--- EXERCISE INSTRUCTIONS ---
1. Please rewrite the paragraph beginning "§ 256. Maulawī ʿAbd al-Raḥīm" from the bibliographic passage as a short list that keeps its main facts.
2. List every manuscript reference to the Berlin collection given in the bibliographic passage, with the work each belongs to.
3. Answer these questions from the bibliographic passage:
(a) In what year did Kamāl Allāh b. M. Pīr Siddīqī write his Tarjamat al-asrār?
(b) At whose request did S.M. Abū Turāb b. S. Aḥmad Riḍawī write the Quṭb-numā i ʿālam?
(c) Into what are the five baḥrs of the Tālīf i Muḥammadī subdivided?

--- PASSAGE PROVIDED ---
begin

Tabṣirah i anwār wa-tad̲h̲kirah i asrār i Saiyid al-abrār, a life of Muḥammad in seven maqālahs and a k̲h̲ātimah: Berlin 548 (slightly defective at end).

§ 252. Kamāl Allāh b. M. Pīr Siddīqī wrote in 1185/1771–2 his Tarjamat al-asrār, a history of Muḥammad and the early Caliphs, followed by chronograms for the dates of saints, chapters on the duties of a Muslim, eschatology etc.: Būhār 32 (19th cent.), Ivanow 2nd Suppt. 995 (mid 19th cent.).

§ 253. M. ʿAlī K̲h̲ān Anṣārī, the author of the Baḥr al-mawwāj, a general history, and of the Tārīk̲h̲ i Muẓaffarī, a history of the Indian Tīmūrids) (for whom see p. 112), composed in 1208/1793–4 his

Tālīf i Muḥammadī, on the Prophets, the first four Caliphs, the Twelve Imāms and other learned and pious persons to the author’s time, in five baḥrs subdivided into maujs: Berlin 426.

§ 254. S.M. Abū Turāb b. S. Aḥmad Riḍawī wrote in 1221/1806 at Mir ʿĀlam’s request the Quṭb-numā i ʿālam (see Ethé 2840), which is virtually identical with the Ḥadīqat al-ʿālam (cf. Rieu i 324b).

Farḥat al-ʿālam, a life of Muḥammad (?):35 Āṣafīyah ii p. 880 no. 133 (ah 1221/1806, described as a printed edition but probably a ms.).

§ 255. M. Wāsiʿ wrote in the time of M. Akbar s̲h̲āh (i.e. the Indian Tīmūrid Akbar ii, reigned 1221/1806–1253/1837).

Durr i bī-bahā, an ornate history of Muḥammad and his first two successors: Berlin 559 (ah 1230/1815).

§ 256. Maulawī ʿAbd al-Raḥīm b. ʿAbd al-Karīm Ṣafīpūrī wrote a number of works including Muntahā ’l-arab fī lug̲h̲āt al-ʿArab, an Arabic-Persian dictionary well-known in India (Editions: Calcutta 1252–7/1836–41, Lahore 1871), Auḍaḥ al-masālik ilā Alfīyat Ibn Mālik, an Arabic commentary on Ibn Mālik’s Alfīyah (Edition: Calcutta 1832), Ḍarūrat al-adīb, an Arabic tract on the Arabic genders (Editions: [Calcutta 1821] and appended to several Indian editions of the Kāfiyah), Ḥall al-s̲h̲awāhid, an Arabic commentary on the poetical citations in the Kāfiyah (Edition: Calcutta 1236/1821), G̲h̲āyat al-bayān fī ʿilm al-lisān, a Persian work on Arabic accidence (Edition: Calcutta 1828) and al-Masālik al-bahīyah fī ’l-qawāʿid al-naḥwīyah, a Persian work on Arabic syntax (Edition: Calcutta 1828). He edited several of the Arabic and Persian works published at Calcutta in the first quarter of the 19th century, e.g. the Ṣurāḥ (jointly) in 1812, Jāmī’s al-Fawāʾid al-Ḍiyāʾīyah in 1818, and the Muʿallaqāt in 1823 (see Ellis and Edwards36). The date of his death was unknown to Raḥmān ʿAlī, who on p. 119 of the Tad̲h̲kirah i ʿulamā i Hind mentions five of his works without giving any biographical information.

end

--- COLLECTED DATA ---
begin

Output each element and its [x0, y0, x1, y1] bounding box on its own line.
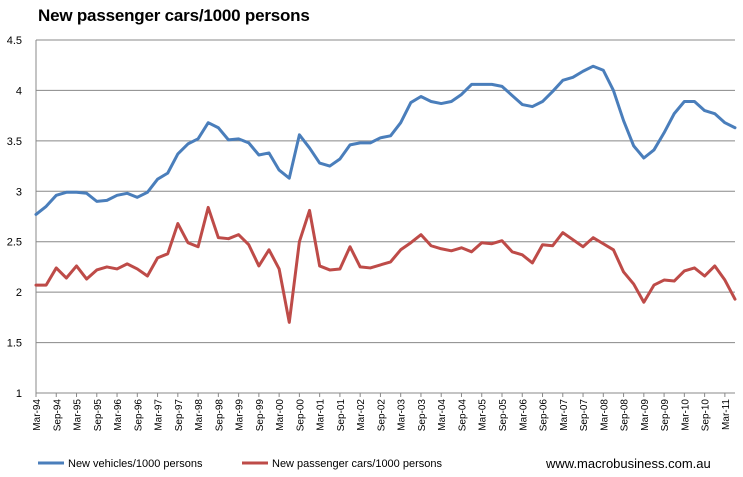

end

--- EXERCISE ANSWERS ---
1.
Maulawī ʿAbd al-Raḥīm b. ʿAbd al-Karīm Ṣafīpūrī:
- Wrote a number of works, including:
  - Muntahā ’l-arab fī lug̲h̲āt al-ʿArab, an Arabic-Persian dictionary well known in India (Calcutta 1836–41; Lahore 1871)
  - Auḍaḥ al-masālik ilā Alfīyat Ibn Mālik, an Arabic commentary on Ibn Mālik’s Alfīyah (Calcutta 1832)
  - Ḍarūrat al-adīb, an Arabic tract on Arabic genders (Calcutta 1821; also appended to several Indian editions of the Kāfiyah)
  - Ḥall al-s̲h̲awāhid, an Arabic commentary on the poetical citations in the Kāfiyah (Calcutta 1821)
  - G̲h̲āyat al-bayān fī ʿilm al-lisān, a Persian work on Arabic accidence (Calcutta 1828)
  - al-Masālik al-bahīyah fī ’l-qawāʿid al-naḥwīyah, a Persian work on Arabic syntax (Calcutta 1828)
- Edited several Arabic and Persian works published at Calcutta in the first quarter of the 19th century. These included the Ṣurāḥ (jointly, 1812), Jāmī’s al-Fawāʾid al-Ḍiyāʾīyah (1818) and the Muʿallaqāt (1823).
- Raḥmān ʿAlī did not know his date of death. On p. 119 of the Tad̲h̲kirah i ʿulamā i Hind, he mentions five of his works without giving any biographical information.

2.
- Berlin 548: Tabṣirah i anwār wa-tad̲h̲kirah i asrār i Saiyid al-abrār
- Berlin 426: Tālīf i Muḥammadī
- Berlin 559: Durr i bī-bahā

3.
(a) 1185/1771–2
(b) Mir ʿĀlam’s
(c) Maujs